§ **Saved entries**

--

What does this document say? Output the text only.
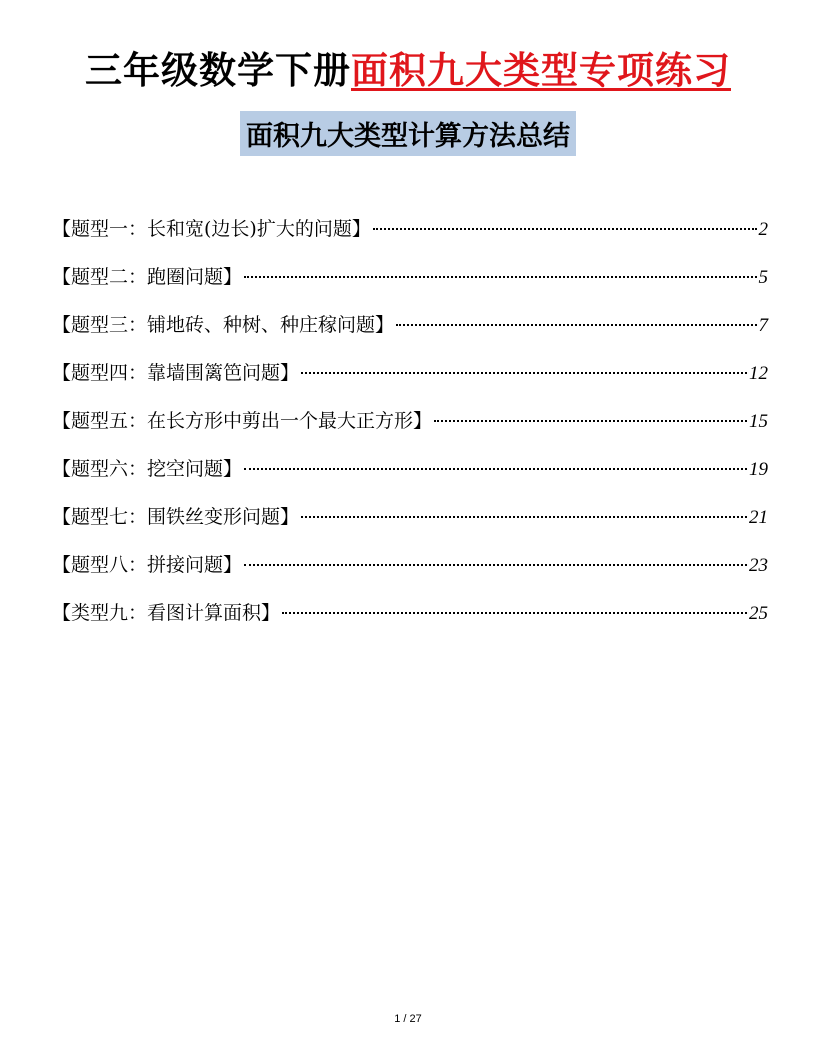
三年级数学下册面积九大类型专项练习
面积九大类型计算方法总结
【题型一：长和宽(边长)扩大的问题】	2
【题型二：跑圈问题】	5
【题型三：铺地砖、种树、种庄稼问题】	7
【题型四：靠墙围篱笆问题】	12
【题型五：在长方形中剪出一个最大正方形】	15
【题型六：挖空问题】	19
【题型七：围铁丝变形问题】	21
【题型八：拼接问题】	23
【类型九：看图计算面积】	25
1 / 27
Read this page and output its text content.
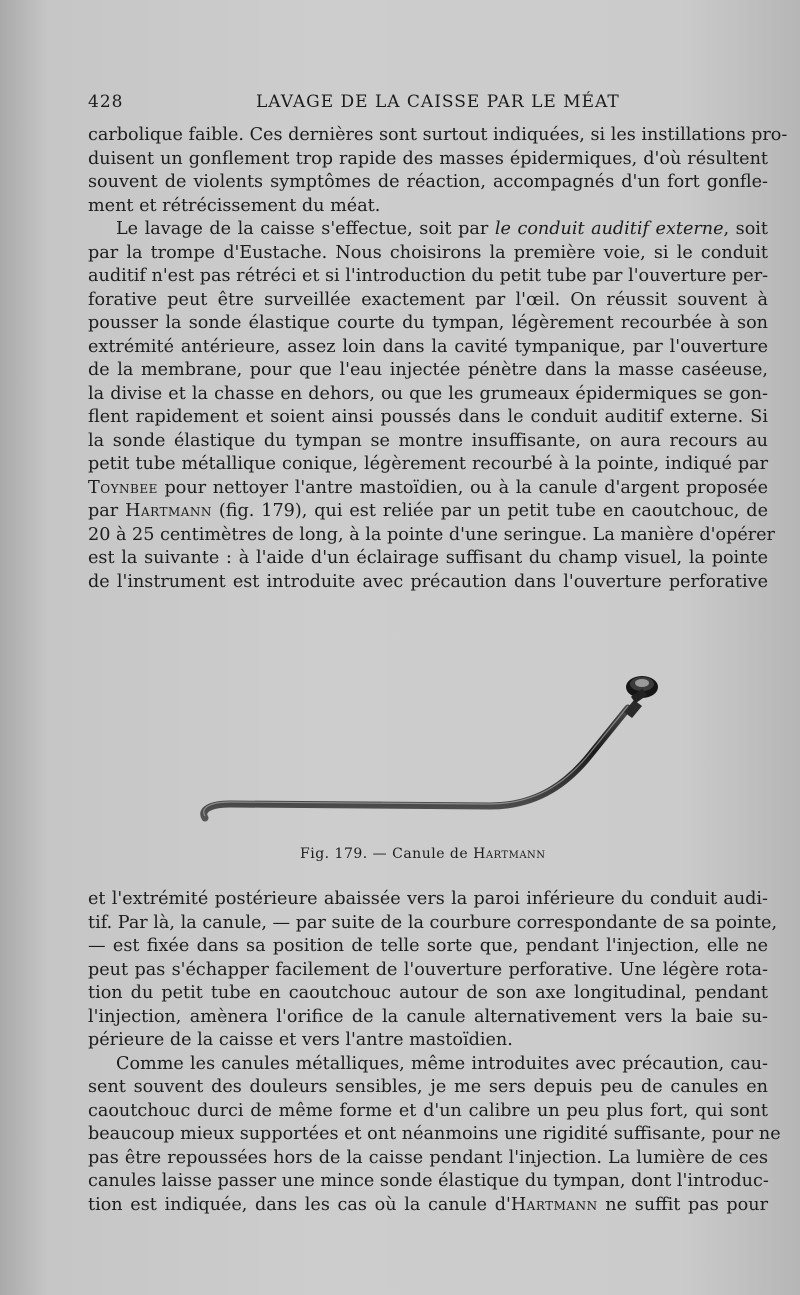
428	LAVAGE DE LA CAISSE PAR LE MÉAT
carbolique faible. Ces dernières sont surtout indiquées, si les instillations pro-
duisent un gonflement trop rapide des masses épidermiques, d'où résultent
souvent de violents symptômes de réaction, accompagnés d'un fort gonfle-
ment et rétrécissement du méat.
Le lavage de la caisse s'effectue, soit par le conduit auditif externe, soit
par la trompe d'Eustache. Nous choisirons la première voie, si le conduit
auditif n'est pas rétréci et si l'introduction du petit tube par l'ouverture per-
forative peut être surveillée exactement par l'œil. On réussit souvent à
pousser la sonde élastique courte du tympan, légèrement recourbée à son
extrémité antérieure, assez loin dans la cavité tympanique, par l'ouverture
de la membrane, pour que l'eau injectée pénètre dans la masse caséeuse,
la divise et la chasse en dehors, ou que les grumeaux épidermiques se gon-
flent rapidement et soient ainsi poussés dans le conduit auditif externe. Si
la sonde élastique du tympan se montre insuffisante, on aura recours au
petit tube métallique conique, légèrement recourbé à la pointe, indiqué par
Toynbee pour nettoyer l'antre mastoïdien, ou à la canule d'argent proposée
par Hartmann (fig. 179), qui est reliée par un petit tube en caoutchouc, de
20 à 25 centimètres de long, à la pointe d'une seringue. La manière d'opérer
est la suivante : à l'aide d'un éclairage suffisant du champ visuel, la pointe
de l'instrument est introduite avec précaution dans l'ouverture perforative
Fig. 179. — Canule de Hartmann
et l'extrémité postérieure abaissée vers la paroi inférieure du conduit audi-
tif. Par là, la canule, — par suite de la courbure correspondante de sa pointe,
— est fixée dans sa position de telle sorte que, pendant l'injection, elle ne
peut pas s'échapper facilement de l'ouverture perforative. Une légère rota-
tion du petit tube en caoutchouc autour de son axe longitudinal, pendant
l'injection, amènera l'orifice de la canule alternativement vers la baie su-
périeure de la caisse et vers l'antre mastoïdien.
Comme les canules métalliques, même introduites avec précaution, cau-
sent souvent des douleurs sensibles, je me sers depuis peu de canules en
caoutchouc durci de même forme et d'un calibre un peu plus fort, qui sont
beaucoup mieux supportées et ont néanmoins une rigidité suffisante, pour ne
pas être repoussées hors de la caisse pendant l'injection. La lumière de ces
canules laisse passer une mince sonde élastique du tympan, dont l'introduc-
tion est indiquée, dans les cas où la canule d'Hartmann ne suffit pas pour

--

§ **EXERCISE DIRECTIONS**
Return each line of the data, keeping its wording exact and omitting pictures.

§ **OUTPUT FOR THIS TASK**
What does this document say? Output the text only.
三年级数学下册面积九大类型专项练习
面积九大类型计算方法总结
【题型一：长和宽(边长)扩大的问题】	2
【题型二：跑圈问题】	5
【题型三：铺地砖、种树、种庄稼问题】	7
【题型四：靠墙围篱笆问题】	12
【题型五：在长方形中剪出一个最大正方形】	15
【题型六：挖空问题】	19
【题型七：围铁丝变形问题】	21
【题型八：拼接问题】	23
【类型九：看图计算面积】	25
1 / 27
Read this page and output its text content.
428	LAVAGE DE LA CAISSE PAR LE MÉAT
carbolique faible. Ces dernières sont surtout indiquées, si les instillations pro-
duisent un gonflement trop rapide des masses épidermiques, d'où résultent
souvent de violents symptômes de réaction, accompagnés d'un fort gonfle-
ment et rétrécissement du méat.
Le lavage de la caisse s'effectue, soit par le conduit auditif externe, soit
par la trompe d'Eustache. Nous choisirons la première voie, si le conduit
auditif n'est pas rétréci et si l'introduction du petit tube par l'ouverture per-
forative peut être surveillée exactement par l'œil. On réussit souvent à
pousser la sonde élastique courte du tympan, légèrement recourbée à son
extrémité antérieure, assez loin dans la cavité tympanique, par l'ouverture
de la membrane, pour que l'eau injectée pénètre dans la masse caséeuse,
la divise et la chasse en dehors, ou que les grumeaux épidermiques se gon-
flent rapidement et soient ainsi poussés dans le conduit auditif externe. Si
la sonde élastique du tympan se montre insuffisante, on aura recours au
petit tube métallique conique, légèrement recourbé à la pointe, indiqué par
Toynbee pour nettoyer l'antre mastoïdien, ou à la canule d'argent proposée
par Hartmann (fig. 179), qui est reliée par un petit tube en caoutchouc, de
20 à 25 centimètres de long, à la pointe d'une seringue. La manière d'opérer
est la suivante : à l'aide d'un éclairage suffisant du champ visuel, la pointe
de l'instrument est introduite avec précaution dans l'ouverture perforative
Fig. 179. — Canule de Hartmann
et l'extrémité postérieure abaissée vers la paroi inférieure du conduit audi-
tif. Par là, la canule, — par suite de la courbure correspondante de sa pointe,
— est fixée dans sa position de telle sorte que, pendant l'injection, elle ne
peut pas s'échapper facilement de l'ouverture perforative. Une légère rota-
tion du petit tube en caoutchouc autour de son axe longitudinal, pendant
l'injection, amènera l'orifice de la canule alternativement vers la baie su-
périeure de la caisse et vers l'antre mastoïdien.
Comme les canules métalliques, même introduites avec précaution, cau-
sent souvent des douleurs sensibles, je me sers depuis peu de canules en
caoutchouc durci de même forme et d'un calibre un peu plus fort, qui sont
beaucoup mieux supportées et ont néanmoins une rigidité suffisante, pour ne
pas être repoussées hors de la caisse pendant l'injection. La lumière de ces
canules laisse passer une mince sonde élastique du tympan, dont l'introduc-
tion est indiquée, dans les cas où la canule d'Hartmann ne suffit pas pour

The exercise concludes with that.